* _Directive_: Every line of the material is to be quoted verbatim, minus the pictures.

* _Data rows_:
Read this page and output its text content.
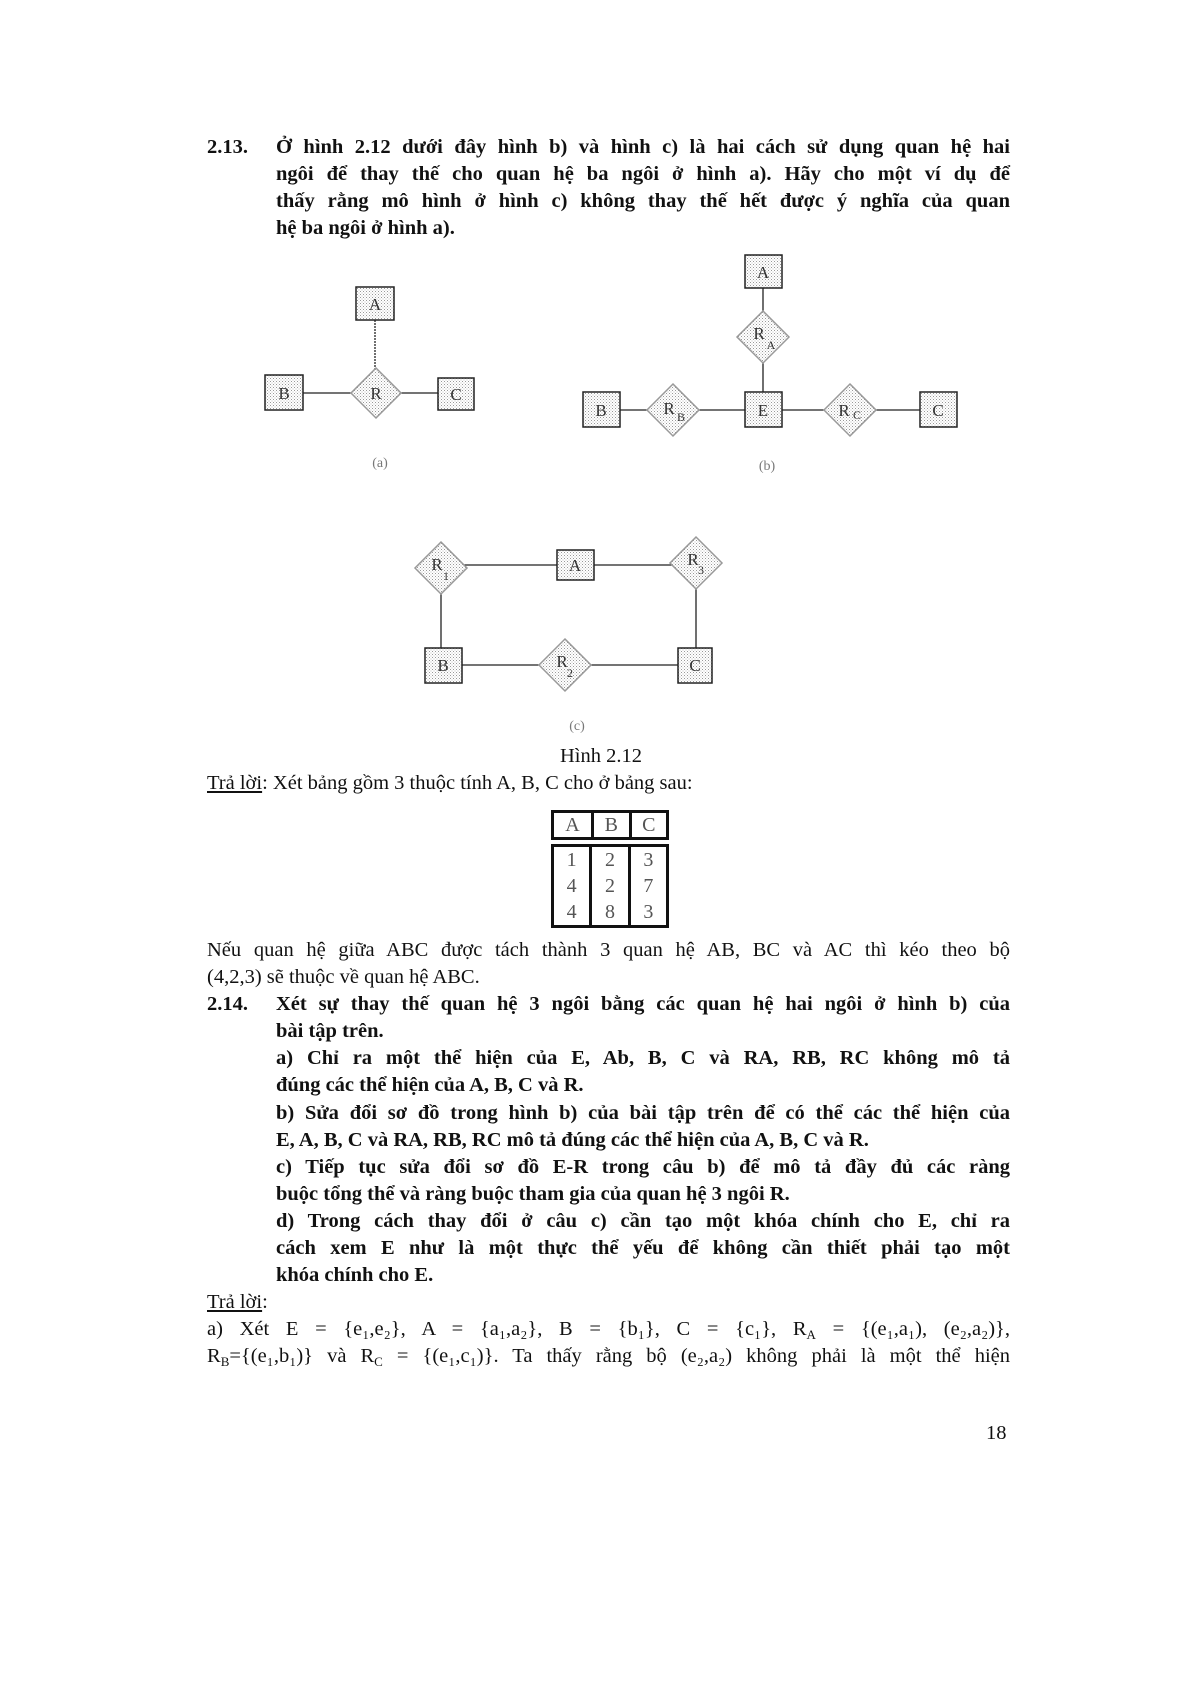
2.13. Ở hình 2.12 dưới đây hình b) và hình c) là hai cách sử dụng quan hệ hai
ngôi để thay thế cho quan hệ ba ngôi ở hình a). Hãy cho một ví dụ để
thấy rằng mô hình ở hình c) không thay thế hết được ý nghĩa của quan
hệ ba ngôi ở hình a).
A
B	C
R
(a)
A
B	E	C
R
A
R B	R C
(b)
A
B	C
R
1
R
2
R
3
(c)
Hình 2.12
Trả lời: Xét bảng gồm 3 thuộc tính A, B, C cho ở bảng sau:
A	B	C
1	2	3
4	2	7
4	8	3
Nếu quan hệ giữa ABC được tách thành 3 quan hệ AB, BC và AC thì kéo theo bộ
(4,2,3) sẽ thuộc về quan hệ ABC.
2.14. Xét sự thay thế quan hệ 3 ngôi bằng các quan hệ hai ngôi ở hình b) của
bài tập trên.
a) Chỉ ra một thể hiện của E, Ab, B, C và RA, RB, RC không mô tả
đúng các thể hiện của A, B, C và R.
b) Sửa đổi sơ đồ trong hình b) của bài tập trên để có thể các thể hiện của
E, A, B, C và RA, RB, RC mô tả đúng các thể hiện của A, B, C và R.
c) Tiếp tục sửa đổi sơ đồ E-R trong câu b) để mô tả đầy đủ các ràng
buộc tổng thể và ràng buộc tham gia của quan hệ 3 ngôi R.
d) Trong cách thay đổi ở câu c) cần tạo một khóa chính cho E, chỉ ra
cách xem E như là một thực thể yếu để không cần thiết phải tạo một
khóa chính cho E.
Trả lời:
a) Xét E = {e₁,e₂}, A = {a₁,a₂}, B = {b₁}, C = {c₁}, $R_A = \{(e_1,a_1)$, (e₂,a₂)},
$R_B=\{(e_1,b_1)\}$ và $R_C = \{(e_1,c_1)\}$. Ta thấy rằng bộ (e₂,a₂) không phải là một thể hiện
18
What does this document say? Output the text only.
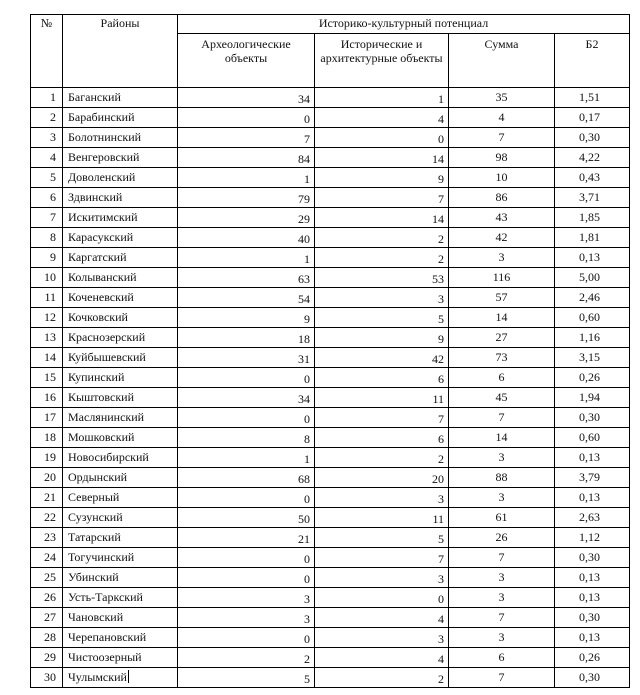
№	Районы	Историко-культурный потенциал			
		Археологические объекты	Исторические и архитектурные объекты	Сумма	Б2
1	Баганский	34	1	35	1,51
2	Барабинский	0	4	4	0,17
3	Болотнинский	7	0	7	0,30
4	Венгеровский	84	14	98	4,22
5	Доволенский	1	9	10	0,43
6	Здвинский	79	7	86	3,71
7	Искитимский	29	14	43	1,85
8	Карасукский	40	2	42	1,81
9	Каргатский	1	2	3	0,13
10	Колыванский	63	53	116	5,00
11	Коченевский	54	3	57	2,46
12	Кочковский	9	5	14	0,60
13	Краснозерский	18	9	27	1,16
14	Куйбышевский	31	42	73	3,15
15	Купинский	0	6	6	0,26
16	Кыштовский	34	11	45	1,94
17	Маслянинский	0	7	7	0,30
18	Мошковский	8	6	14	0,60
19	Новосибирский	1	2	3	0,13
20	Ордынский	68	20	88	3,79
21	Северный	0	3	3	0,13
22	Сузунский	50	11	61	2,63
23	Татарский	21	5	26	1,12
24	Тогучинский	0	7	7	0,30
25	Убинский	0	3	3	0,13
26	Усть-Таркский	3	0	3	0,13
27	Чановский	3	4	7	0,30
28	Черепановский	0	3	3	0,13
29	Чистоозерный	2	4	6	0,26
30	Чулымский	5	2	7	0,30
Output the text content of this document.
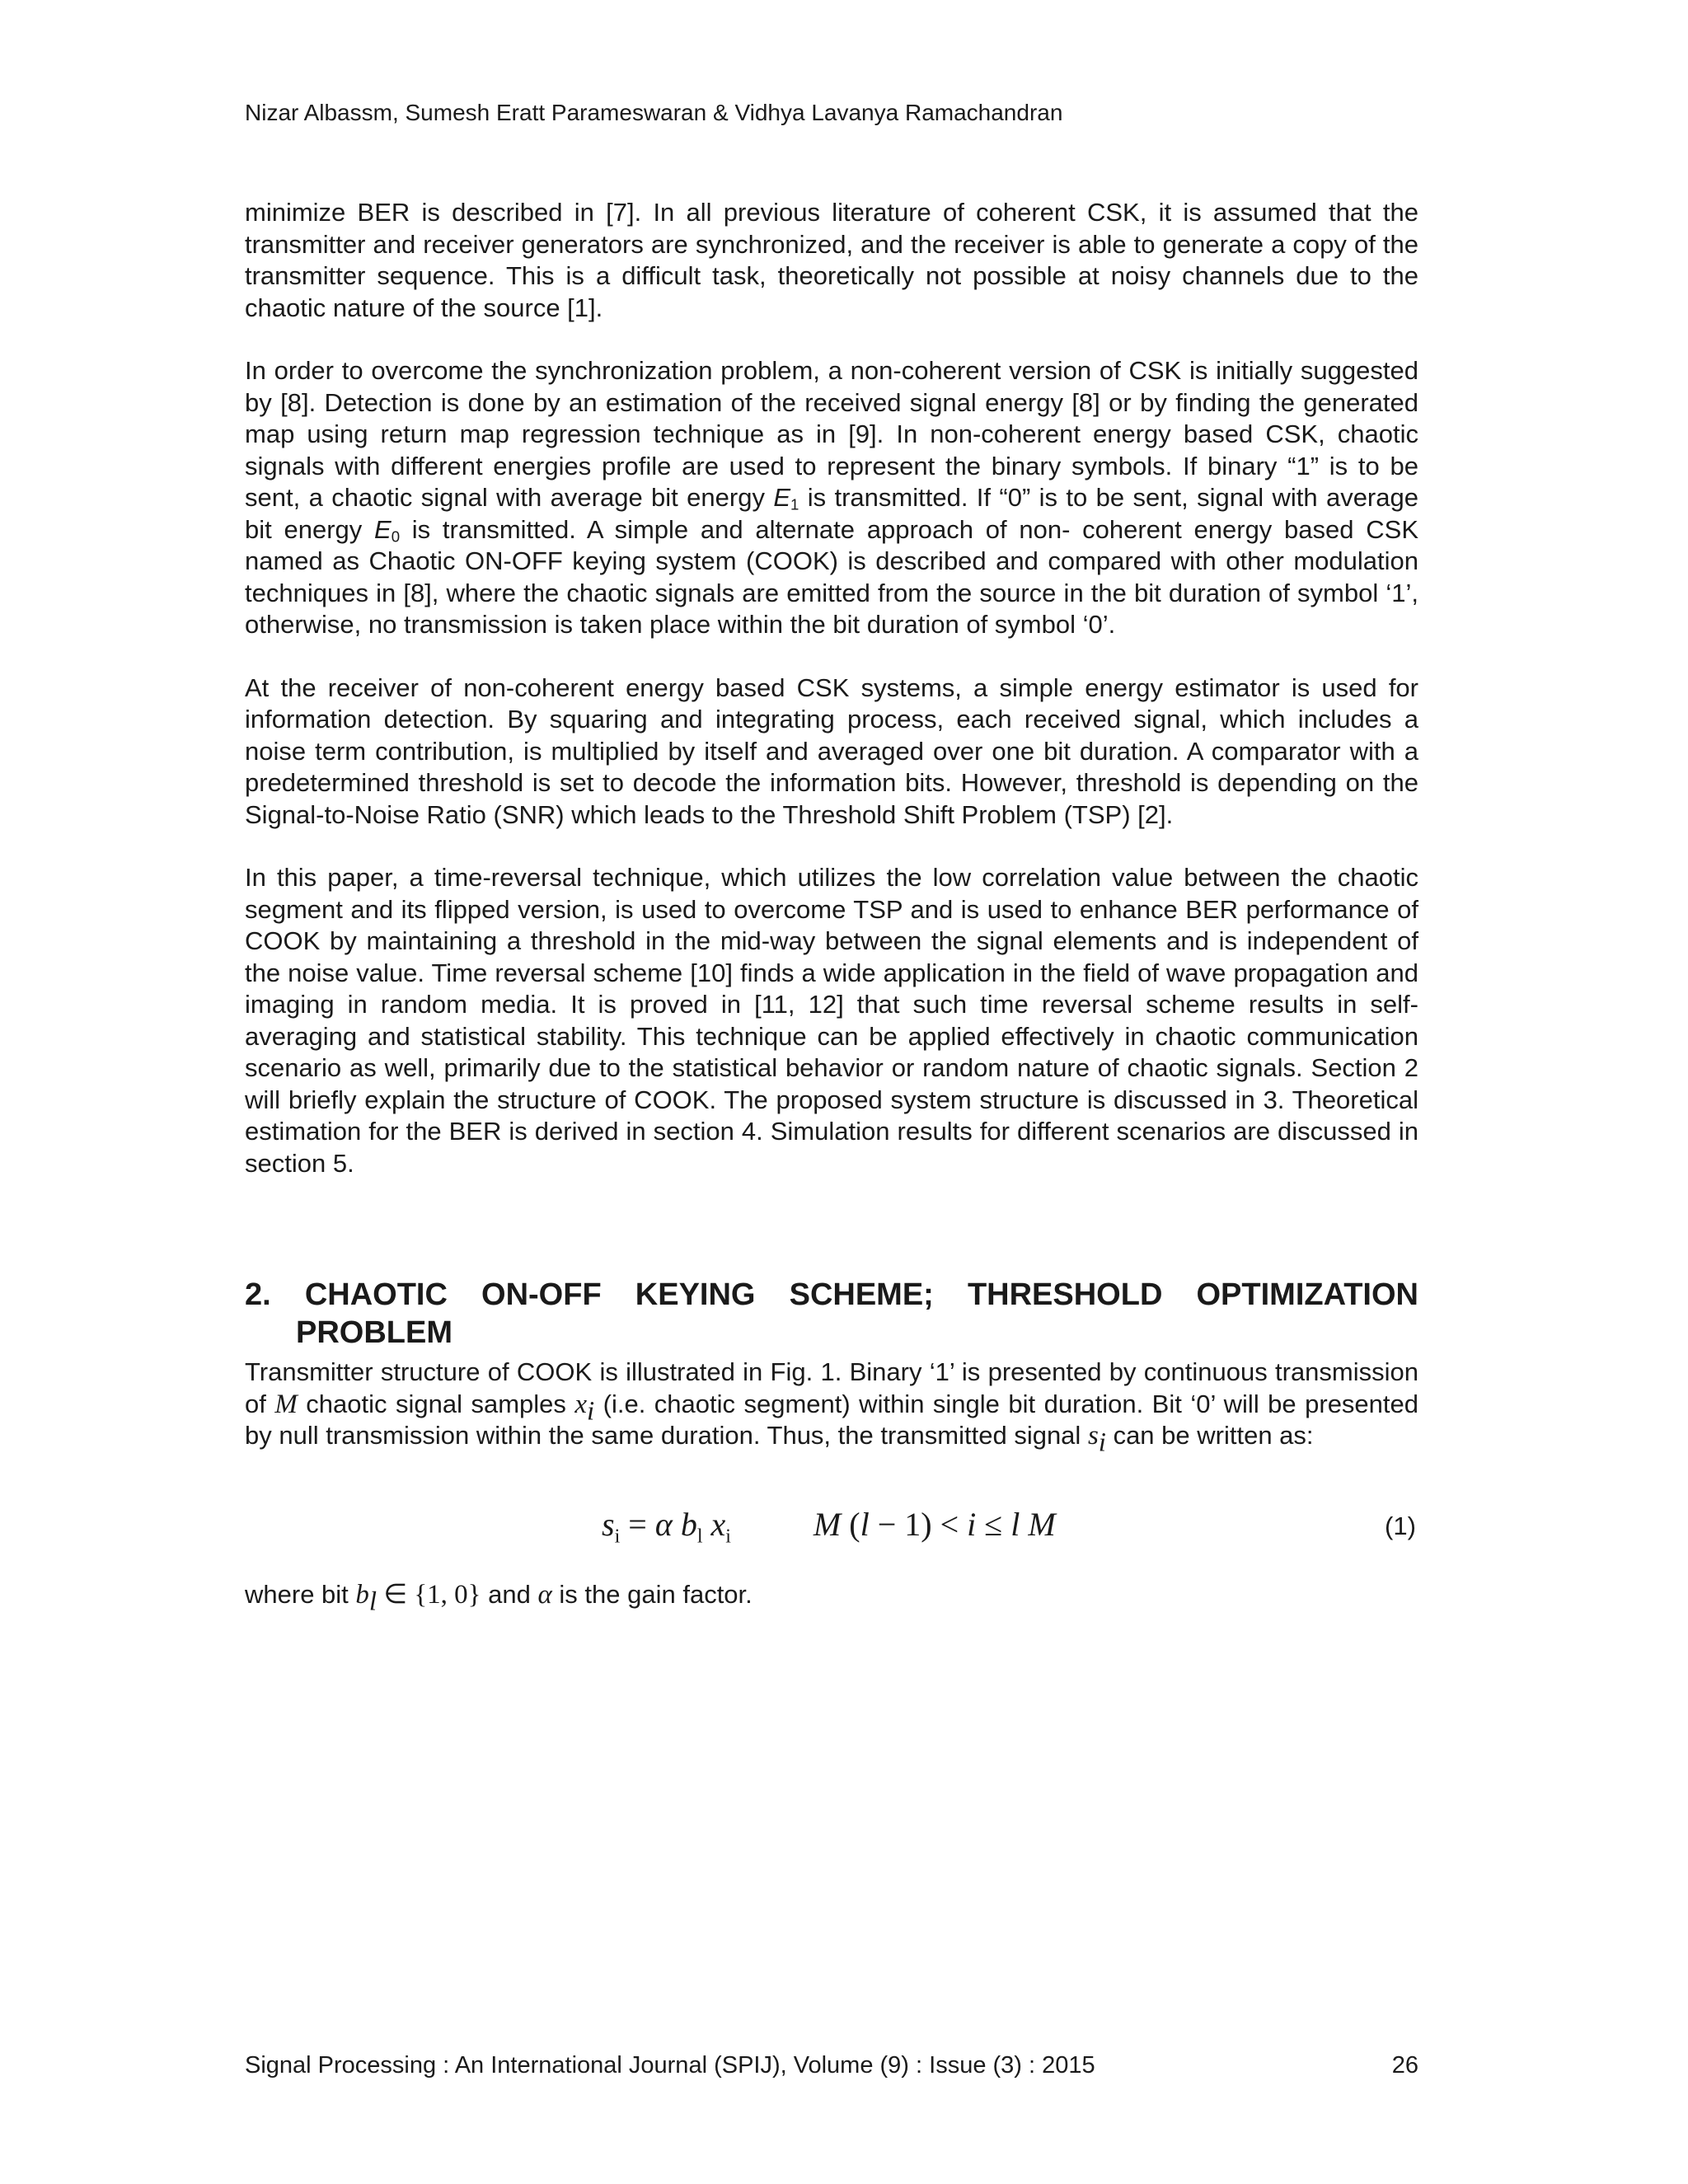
Nizar Albassm, Sumesh Eratt Parameswaran & Vidhya Lavanya Ramachandran

minimize BER is described in [7]. In all previous literature of coherent CSK, it is assumed that the transmitter and receiver generators are synchronized, and the receiver is able to generate a copy of the transmitter sequence. This is a difficult task, theoretically not possible at noisy channels due to the chaotic nature of the source [1].

In order to overcome the synchronization problem, a non-coherent version of CSK is initially suggested by [8]. Detection is done by an estimation of the received signal energy [8] or by finding the generated map using return map regression technique as in [9]. In non-coherent energy based CSK, chaotic signals with different energies profile are used to represent the binary symbols. If binary “1” is to be sent, a chaotic signal with average bit energy $E_1$ is transmitted. If “0” is to be sent, signal with average bit energy $E_0$ is transmitted. A simple and alternate approach of non- coherent energy based CSK named as Chaotic ON-OFF keying system (COOK) is described and compared with other modulation techniques in [8], where the chaotic signals are emitted from the source in the bit duration of symbol ‘1’, otherwise, no transmission is taken place within the bit duration of symbol ‘0’.

At the receiver of non-coherent energy based CSK systems, a simple energy estimator is used for information detection. By squaring and integrating process, each received signal, which includes a noise term contribution, is multiplied by itself and averaged over one bit duration. A comparator with a predetermined threshold is set to decode the information bits. However, threshold is depending on the Signal-to-Noise Ratio (SNR) which leads to the Threshold Shift Problem (TSP) [2].

In this paper, a time-reversal technique, which utilizes the low correlation value between the chaotic segment and its flipped version, is used to overcome TSP and is used to enhance BER performance of COOK by maintaining a threshold in the mid-way between the signal elements and is independent of the noise value. Time reversal scheme [10] finds a wide application in the field of wave propagation and imaging in random media. It is proved in [11, 12] that such time reversal scheme results in self-averaging and statistical stability. This technique can be applied effectively in chaotic communication scenario as well, primarily due to the statistical behavior or random nature of chaotic signals. Section 2 will briefly explain the structure of COOK. The proposed system structure is discussed in 3. Theoretical estimation for the BER is derived in section 4. Simulation results for different scenarios are discussed in section 5.

2. CHAOTIC ON-OFF KEYING SCHEME; THRESHOLD OPTIMIZATION
PROBLEM

Transmitter structure of COOK is illustrated in Fig. 1. Binary ‘1’ is presented by continuous transmission of M chaotic signal samples xi (i.e. chaotic segment) within single bit duration. Bit ‘0’ will be presented by null transmission within the same duration. Thus, the transmitted signal si can be written as:

$s_i = \alpha$ $b_l$ $x_i$	M (l − 1) < i ≤ l M	(1)
where bit bl ∈ {1, 0} and α is the gain factor.
Signal Processing : An International Journal (SPIJ), Volume (9) : Issue (3) : 2015	26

* _Reply_:
Read this page and output its text content.
2.13. Ở hình 2.12 dưới đây hình b) và hình c) là hai cách sử dụng quan hệ hai
ngôi để thay thế cho quan hệ ba ngôi ở hình a). Hãy cho một ví dụ để
thấy rằng mô hình ở hình c) không thay thế hết được ý nghĩa của quan
hệ ba ngôi ở hình a).
A
B	C
R
(a)
A
B	E	C
R
A
R B	R C
(b)
A
B	C
R
1
R
2
R
3
(c)
Hình 2.12
Trả lời: Xét bảng gồm 3 thuộc tính A, B, C cho ở bảng sau:
A	B	C
1	2	3
4	2	7
4	8	3
Nếu quan hệ giữa ABC được tách thành 3 quan hệ AB, BC và AC thì kéo theo bộ
(4,2,3) sẽ thuộc về quan hệ ABC.
2.14. Xét sự thay thế quan hệ 3 ngôi bằng các quan hệ hai ngôi ở hình b) của
bài tập trên.
a) Chỉ ra một thể hiện của E, Ab, B, C và RA, RB, RC không mô tả
đúng các thể hiện của A, B, C và R.
b) Sửa đổi sơ đồ trong hình b) của bài tập trên để có thể các thể hiện của
E, A, B, C và RA, RB, RC mô tả đúng các thể hiện của A, B, C và R.
c) Tiếp tục sửa đổi sơ đồ E-R trong câu b) để mô tả đầy đủ các ràng
buộc tổng thể và ràng buộc tham gia của quan hệ 3 ngôi R.
d) Trong cách thay đổi ở câu c) cần tạo một khóa chính cho E, chỉ ra
cách xem E như là một thực thể yếu để không cần thiết phải tạo một
khóa chính cho E.
Trả lời:
a) Xét E = {e₁,e₂}, A = {a₁,a₂}, B = {b₁}, C = {c₁}, $R_A = \{(e_1,a_1)$, (e₂,a₂)},
$R_B=\{(e_1,b_1)\}$ và $R_C = \{(e_1,c_1)\}$. Ta thấy rằng bộ (e₂,a₂) không phải là một thể hiện
18
What does this document say? Output the text only.
№	Районы	Историко-культурный потенциал			
		Археологические объекты	Исторические и архитектурные объекты	Сумма	Б2
1	Баганский	34	1	35	1,51
2	Барабинский	0	4	4	0,17
3	Болотнинский	7	0	7	0,30
4	Венгеровский	84	14	98	4,22
5	Доволенский	1	9	10	0,43
6	Здвинский	79	7	86	3,71
7	Искитимский	29	14	43	1,85
8	Карасукский	40	2	42	1,81
9	Каргатский	1	2	3	0,13
10	Колыванский	63	53	116	5,00
11	Коченевский	54	3	57	2,46
12	Кочковский	9	5	14	0,60
13	Краснозерский	18	9	27	1,16
14	Куйбышевский	31	42	73	3,15
15	Купинский	0	6	6	0,26
16	Кыштовский	34	11	45	1,94
17	Маслянинский	0	7	7	0,30
18	Мошковский	8	6	14	0,60
19	Новосибирский	1	2	3	0,13
20	Ордынский	68	20	88	3,79
21	Северный	0	3	3	0,13
22	Сузунский	50	11	61	2,63
23	Татарский	21	5	26	1,12
24	Тогучинский	0	7	7	0,30
25	Убинский	0	3	3	0,13
26	Усть-Таркский	3	0	3	0,13
27	Чановский	3	4	7	0,30
28	Черепановский	0	3	3	0,13
29	Чистоозерный	2	4	6	0,26
30	Чулымский	5	2	7	0,30
Output the text content of this document.
Nizar Albassm, Sumesh Eratt Parameswaran & Vidhya Lavanya Ramachandran

minimize BER is described in [7]. In all previous literature of coherent CSK, it is assumed that the transmitter and receiver generators are synchronized, and the receiver is able to generate a copy of the transmitter sequence. This is a difficult task, theoretically not possible at noisy channels due to the chaotic nature of the source [1].

In order to overcome the synchronization problem, a non-coherent version of CSK is initially suggested by [8]. Detection is done by an estimation of the received signal energy [8] or by finding the generated map using return map regression technique as in [9]. In non-coherent energy based CSK, chaotic signals with different energies profile are used to represent the binary symbols. If binary “1” is to be sent, a chaotic signal with average bit energy $E_1$ is transmitted. If “0” is to be sent, signal with average bit energy $E_0$ is transmitted. A simple and alternate approach of non- coherent energy based CSK named as Chaotic ON-OFF keying system (COOK) is described and compared with other modulation techniques in [8], where the chaotic signals are emitted from the source in the bit duration of symbol ‘1’, otherwise, no transmission is taken place within the bit duration of symbol ‘0’.

At the receiver of non-coherent energy based CSK systems, a simple energy estimator is used for information detection. By squaring and integrating process, each received signal, which includes a noise term contribution, is multiplied by itself and averaged over one bit duration. A comparator with a predetermined threshold is set to decode the information bits. However, threshold is depending on the Signal-to-Noise Ratio (SNR) which leads to the Threshold Shift Problem (TSP) [2].

In this paper, a time-reversal technique, which utilizes the low correlation value between the chaotic segment and its flipped version, is used to overcome TSP and is used to enhance BER performance of COOK by maintaining a threshold in the mid-way between the signal elements and is independent of the noise value. Time reversal scheme [10] finds a wide application in the field of wave propagation and imaging in random media. It is proved in [11, 12] that such time reversal scheme results in self-averaging and statistical stability. This technique can be applied effectively in chaotic communication scenario as well, primarily due to the statistical behavior or random nature of chaotic signals. Section 2 will briefly explain the structure of COOK. The proposed system structure is discussed in 3. Theoretical estimation for the BER is derived in section 4. Simulation results for different scenarios are discussed in section 5.

2. CHAOTIC ON-OFF KEYING SCHEME; THRESHOLD OPTIMIZATION
PROBLEM

Transmitter structure of COOK is illustrated in Fig. 1. Binary ‘1’ is presented by continuous transmission of M chaotic signal samples xi (i.e. chaotic segment) within single bit duration. Bit ‘0’ will be presented by null transmission within the same duration. Thus, the transmitted signal si can be written as:

$s_i = \alpha$ $b_l$ $x_i$	M (l − 1) < i ≤ l M	(1)
where bit bl ∈ {1, 0} and α is the gain factor.
Signal Processing : An International Journal (SPIJ), Volume (9) : Issue (3) : 2015	26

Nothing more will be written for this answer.